# [EXERCISE DIRECTIONS]
Copy out all the entries word for word.

# [TASK MATERIAL]
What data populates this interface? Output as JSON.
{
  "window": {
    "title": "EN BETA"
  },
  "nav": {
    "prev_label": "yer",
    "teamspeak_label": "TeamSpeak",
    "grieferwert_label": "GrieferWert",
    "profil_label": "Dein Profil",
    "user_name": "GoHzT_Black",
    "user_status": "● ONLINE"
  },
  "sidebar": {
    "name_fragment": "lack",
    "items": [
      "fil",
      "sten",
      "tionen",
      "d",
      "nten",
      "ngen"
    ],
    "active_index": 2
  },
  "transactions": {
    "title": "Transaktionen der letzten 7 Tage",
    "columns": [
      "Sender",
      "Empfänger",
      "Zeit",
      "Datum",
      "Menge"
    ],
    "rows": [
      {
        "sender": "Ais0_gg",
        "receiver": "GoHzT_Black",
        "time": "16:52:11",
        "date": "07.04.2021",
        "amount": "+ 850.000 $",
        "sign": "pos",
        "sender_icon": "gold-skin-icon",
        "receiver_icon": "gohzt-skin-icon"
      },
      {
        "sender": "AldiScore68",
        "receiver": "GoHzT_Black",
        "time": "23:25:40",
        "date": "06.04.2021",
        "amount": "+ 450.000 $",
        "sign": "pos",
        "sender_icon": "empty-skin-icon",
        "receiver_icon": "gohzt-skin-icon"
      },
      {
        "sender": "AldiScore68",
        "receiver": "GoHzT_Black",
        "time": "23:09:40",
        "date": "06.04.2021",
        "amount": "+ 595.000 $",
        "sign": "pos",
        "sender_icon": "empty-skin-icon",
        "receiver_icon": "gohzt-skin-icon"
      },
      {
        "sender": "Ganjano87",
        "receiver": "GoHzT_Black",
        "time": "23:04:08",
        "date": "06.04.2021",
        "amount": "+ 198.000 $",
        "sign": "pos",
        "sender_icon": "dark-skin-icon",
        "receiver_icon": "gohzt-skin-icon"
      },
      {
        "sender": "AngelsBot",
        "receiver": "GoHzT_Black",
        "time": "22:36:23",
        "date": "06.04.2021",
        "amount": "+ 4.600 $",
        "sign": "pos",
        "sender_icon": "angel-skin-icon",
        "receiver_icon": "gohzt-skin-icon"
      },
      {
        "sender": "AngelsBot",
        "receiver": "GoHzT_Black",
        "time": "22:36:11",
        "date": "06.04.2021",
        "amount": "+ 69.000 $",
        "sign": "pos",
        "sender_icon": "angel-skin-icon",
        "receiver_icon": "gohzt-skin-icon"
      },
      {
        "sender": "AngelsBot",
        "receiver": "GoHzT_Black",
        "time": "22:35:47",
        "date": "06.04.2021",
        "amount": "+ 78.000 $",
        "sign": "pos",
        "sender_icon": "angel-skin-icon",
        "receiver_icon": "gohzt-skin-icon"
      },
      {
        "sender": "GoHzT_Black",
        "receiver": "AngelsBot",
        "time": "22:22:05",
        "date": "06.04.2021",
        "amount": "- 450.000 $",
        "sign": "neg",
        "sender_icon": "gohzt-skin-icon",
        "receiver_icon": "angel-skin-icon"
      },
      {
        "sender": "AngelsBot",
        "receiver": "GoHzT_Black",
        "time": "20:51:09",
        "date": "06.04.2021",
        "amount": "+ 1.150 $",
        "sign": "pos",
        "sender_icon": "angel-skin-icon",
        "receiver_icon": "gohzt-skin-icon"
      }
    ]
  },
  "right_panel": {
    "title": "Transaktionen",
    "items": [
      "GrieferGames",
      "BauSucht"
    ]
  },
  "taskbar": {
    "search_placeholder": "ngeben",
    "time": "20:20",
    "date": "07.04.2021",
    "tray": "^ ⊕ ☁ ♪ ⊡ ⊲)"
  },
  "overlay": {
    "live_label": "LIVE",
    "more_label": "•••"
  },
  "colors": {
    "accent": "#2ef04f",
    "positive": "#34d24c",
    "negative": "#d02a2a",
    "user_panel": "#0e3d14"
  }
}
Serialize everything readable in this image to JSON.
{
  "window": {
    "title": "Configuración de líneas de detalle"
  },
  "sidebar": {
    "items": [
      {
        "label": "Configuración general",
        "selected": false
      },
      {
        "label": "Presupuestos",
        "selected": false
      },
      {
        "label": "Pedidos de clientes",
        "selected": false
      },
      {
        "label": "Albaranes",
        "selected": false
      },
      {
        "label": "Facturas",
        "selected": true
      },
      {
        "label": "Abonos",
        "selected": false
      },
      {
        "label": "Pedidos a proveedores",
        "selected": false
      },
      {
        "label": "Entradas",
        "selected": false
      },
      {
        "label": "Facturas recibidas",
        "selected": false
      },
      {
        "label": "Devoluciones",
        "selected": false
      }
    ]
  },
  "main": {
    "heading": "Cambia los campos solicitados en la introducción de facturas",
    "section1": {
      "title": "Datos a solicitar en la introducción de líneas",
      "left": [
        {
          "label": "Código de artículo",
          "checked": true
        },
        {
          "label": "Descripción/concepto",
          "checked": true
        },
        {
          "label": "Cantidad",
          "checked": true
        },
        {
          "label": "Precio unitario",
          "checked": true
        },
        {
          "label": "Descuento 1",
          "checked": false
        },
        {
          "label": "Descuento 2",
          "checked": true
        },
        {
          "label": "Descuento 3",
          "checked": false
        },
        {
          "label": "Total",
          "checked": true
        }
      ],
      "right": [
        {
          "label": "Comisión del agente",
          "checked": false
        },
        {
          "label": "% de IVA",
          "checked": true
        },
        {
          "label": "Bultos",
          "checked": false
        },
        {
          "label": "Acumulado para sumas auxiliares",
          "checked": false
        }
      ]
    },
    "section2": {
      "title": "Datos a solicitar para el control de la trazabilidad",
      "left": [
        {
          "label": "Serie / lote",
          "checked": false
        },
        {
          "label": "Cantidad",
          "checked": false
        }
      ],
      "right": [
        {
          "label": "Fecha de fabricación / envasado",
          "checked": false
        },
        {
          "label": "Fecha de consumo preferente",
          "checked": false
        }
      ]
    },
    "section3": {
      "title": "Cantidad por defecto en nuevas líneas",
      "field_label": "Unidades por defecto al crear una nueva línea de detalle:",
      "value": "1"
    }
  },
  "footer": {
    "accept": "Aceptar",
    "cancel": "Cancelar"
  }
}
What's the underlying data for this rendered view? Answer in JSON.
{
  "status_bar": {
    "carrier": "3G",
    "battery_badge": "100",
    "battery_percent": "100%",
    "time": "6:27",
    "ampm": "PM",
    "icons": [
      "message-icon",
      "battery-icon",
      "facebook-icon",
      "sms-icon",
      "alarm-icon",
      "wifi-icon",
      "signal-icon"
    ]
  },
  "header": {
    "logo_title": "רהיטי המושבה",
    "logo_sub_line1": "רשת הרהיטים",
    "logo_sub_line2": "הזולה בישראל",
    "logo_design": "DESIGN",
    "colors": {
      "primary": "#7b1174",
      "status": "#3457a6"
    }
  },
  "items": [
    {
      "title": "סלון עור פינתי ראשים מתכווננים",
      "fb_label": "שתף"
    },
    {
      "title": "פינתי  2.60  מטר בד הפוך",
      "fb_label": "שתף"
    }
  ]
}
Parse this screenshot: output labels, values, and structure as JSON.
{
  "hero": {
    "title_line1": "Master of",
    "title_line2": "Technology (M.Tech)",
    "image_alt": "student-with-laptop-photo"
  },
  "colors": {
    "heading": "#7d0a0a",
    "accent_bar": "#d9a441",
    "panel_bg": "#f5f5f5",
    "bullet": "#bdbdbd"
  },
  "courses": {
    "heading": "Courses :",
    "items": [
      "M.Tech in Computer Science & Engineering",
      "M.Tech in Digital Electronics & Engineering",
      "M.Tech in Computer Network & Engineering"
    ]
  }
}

# [THE RESPONSE]
What data populates this interface? Output as JSON.
{
  "window": {
    "title": "EN BETA"
  },
  "nav": {
    "prev_label": "yer",
    "teamspeak_label": "TeamSpeak",
    "grieferwert_label": "GrieferWert",
    "profil_label": "Dein Profil",
    "user_name": "GoHzT_Black",
    "user_status": "● ONLINE"
  },
  "sidebar": {
    "name_fragment": "lack",
    "items": [
      "fil",
      "sten",
      "tionen",
      "d",
      "nten",
      "ngen"
    ],
    "active_index": 2
  },
  "transactions": {
    "title": "Transaktionen der letzten 7 Tage",
    "columns": [
      "Sender",
      "Empfänger",
      "Zeit",
      "Datum",
      "Menge"
    ],
    "rows": [
      {
        "sender": "Ais0_gg",
        "receiver": "GoHzT_Black",
        "time": "16:52:11",
        "date": "07.04.2021",
        "amount": "+ 850.000 $",
        "sign": "pos",
        "sender_icon": "gold-skin-icon",
        "receiver_icon": "gohzt-skin-icon"
      },
      {
        "sender": "AldiScore68",
        "receiver": "GoHzT_Black",
        "time": "23:25:40",
        "date": "06.04.2021",
        "amount": "+ 450.000 $",
        "sign": "pos",
        "sender_icon": "empty-skin-icon",
        "receiver_icon": "gohzt-skin-icon"
      },
      {
        "sender": "AldiScore68",
        "receiver": "GoHzT_Black",
        "time": "23:09:40",
        "date": "06.04.2021",
        "amount": "+ 595.000 $",
        "sign": "pos",
        "sender_icon": "empty-skin-icon",
        "receiver_icon": "gohzt-skin-icon"
      },
      {
        "sender": "Ganjano87",
        "receiver": "GoHzT_Black",
        "time": "23:04:08",
        "date": "06.04.2021",
        "amount": "+ 198.000 $",
        "sign": "pos",
        "sender_icon": "dark-skin-icon",
        "receiver_icon": "gohzt-skin-icon"
      },
      {
        "sender": "AngelsBot",
        "receiver": "GoHzT_Black",
        "time": "22:36:23",
        "date": "06.04.2021",
        "amount": "+ 4.600 $",
        "sign": "pos",
        "sender_icon": "angel-skin-icon",
        "receiver_icon": "gohzt-skin-icon"
      },
      {
        "sender": "AngelsBot",
        "receiver": "GoHzT_Black",
        "time": "22:36:11",
        "date": "06.04.2021",
        "amount": "+ 69.000 $",
        "sign": "pos",
        "sender_icon": "angel-skin-icon",
        "receiver_icon": "gohzt-skin-icon"
      },
      {
        "sender": "AngelsBot",
        "receiver": "GoHzT_Black",
        "time": "22:35:47",
        "date": "06.04.2021",
        "amount": "+ 78.000 $",
        "sign": "pos",
        "sender_icon": "angel-skin-icon",
        "receiver_icon": "gohzt-skin-icon"
      },
      {
        "sender": "GoHzT_Black",
        "receiver": "AngelsBot",
        "time": "22:22:05",
        "date": "06.04.2021",
        "amount": "- 450.000 $",
        "sign": "neg",
        "sender_icon": "gohzt-skin-icon",
        "receiver_icon": "angel-skin-icon"
      },
      {
        "sender": "AngelsBot",
        "receiver": "GoHzT_Black",
        "time": "20:51:09",
        "date": "06.04.2021",
        "amount": "+ 1.150 $",
        "sign": "pos",
        "sender_icon": "angel-skin-icon",
        "receiver_icon": "gohzt-skin-icon"
      }
    ]
  },
  "right_panel": {
    "title": "Transaktionen",
    "items": [
      "GrieferGames",
      "BauSucht"
    ]
  },
  "taskbar": {
    "search_placeholder": "ngeben",
    "time": "20:20",
    "date": "07.04.2021",
    "tray": "^ ⊕ ☁ ♪ ⊡ ⊲)"
  },
  "overlay": {
    "live_label": "LIVE",
    "more_label": "•••"
  },
  "colors": {
    "accent": "#2ef04f",
    "positive": "#34d24c",
    "negative": "#d02a2a",
    "user_panel": "#0e3d14"
  }
}
Serialize everything readable in this image to JSON.
{
  "window": {
    "title": "Configuración de líneas de detalle"
  },
  "sidebar": {
    "items": [
      {
        "label": "Configuración general",
        "selected": false
      },
      {
        "label": "Presupuestos",
        "selected": false
      },
      {
        "label": "Pedidos de clientes",
        "selected": false
      },
      {
        "label": "Albaranes",
        "selected": false
      },
      {
        "label": "Facturas",
        "selected": true
      },
      {
        "label": "Abonos",
        "selected": false
      },
      {
        "label": "Pedidos a proveedores",
        "selected": false
      },
      {
        "label": "Entradas",
        "selected": false
      },
      {
        "label": "Facturas recibidas",
        "selected": false
      },
      {
        "label": "Devoluciones",
        "selected": false
      }
    ]
  },
  "main": {
    "heading": "Cambia los campos solicitados en la introducción de facturas",
    "section1": {
      "title": "Datos a solicitar en la introducción de líneas",
      "left": [
        {
          "label": "Código de artículo",
          "checked": true
        },
        {
          "label": "Descripción/concepto",
          "checked": true
        },
        {
          "label": "Cantidad",
          "checked": true
        },
        {
          "label": "Precio unitario",
          "checked": true
        },
        {
          "label": "Descuento 1",
          "checked": false
        },
        {
          "label": "Descuento 2",
          "checked": true
        },
        {
          "label": "Descuento 3",
          "checked": false
        },
        {
          "label": "Total",
          "checked": true
        }
      ],
      "right": [
        {
          "label": "Comisión del agente",
          "checked": false
        },
        {
          "label": "% de IVA",
          "checked": true
        },
        {
          "label": "Bultos",
          "checked": false
        },
        {
          "label": "Acumulado para sumas auxiliares",
          "checked": false
        }
      ]
    },
    "section2": {
      "title": "Datos a solicitar para el control de la trazabilidad",
      "left": [
        {
          "label": "Serie / lote",
          "checked": false
        },
        {
          "label": "Cantidad",
          "checked": false
        }
      ],
      "right": [
        {
          "label": "Fecha de fabricación / envasado",
          "checked": false
        },
        {
          "label": "Fecha de consumo preferente",
          "checked": false
        }
      ]
    },
    "section3": {
      "title": "Cantidad por defecto en nuevas líneas",
      "field_label": "Unidades por defecto al crear una nueva línea de detalle:",
      "value": "1"
    }
  },
  "footer": {
    "accept": "Aceptar",
    "cancel": "Cancelar"
  }
}
What's the underlying data for this rendered view? Answer in JSON.
{
  "status_bar": {
    "carrier": "3G",
    "battery_badge": "100",
    "battery_percent": "100%",
    "time": "6:27",
    "ampm": "PM",
    "icons": [
      "message-icon",
      "battery-icon",
      "facebook-icon",
      "sms-icon",
      "alarm-icon",
      "wifi-icon",
      "signal-icon"
    ]
  },
  "header": {
    "logo_title": "רהיטי המושבה",
    "logo_sub_line1": "רשת הרהיטים",
    "logo_sub_line2": "הזולה בישראל",
    "logo_design": "DESIGN",
    "colors": {
      "primary": "#7b1174",
      "status": "#3457a6"
    }
  },
  "items": [
    {
      "title": "סלון עור פינתי ראשים מתכווננים",
      "fb_label": "שתף"
    },
    {
      "title": "פינתי  2.60  מטר בד הפוך",
      "fb_label": "שתף"
    }
  ]
}
Parse this screenshot: output labels, values, and structure as JSON.
{
  "hero": {
    "title_line1": "Master of",
    "title_line2": "Technology (M.Tech)",
    "image_alt": "student-with-laptop-photo"
  },
  "colors": {
    "heading": "#7d0a0a",
    "accent_bar": "#d9a441",
    "panel_bg": "#f5f5f5",
    "bullet": "#bdbdbd"
  },
  "courses": {
    "heading": "Courses :",
    "items": [
      "M.Tech in Computer Science & Engineering",
      "M.Tech in Digital Electronics & Engineering",
      "M.Tech in Computer Network & Engineering"
    ]
  }
}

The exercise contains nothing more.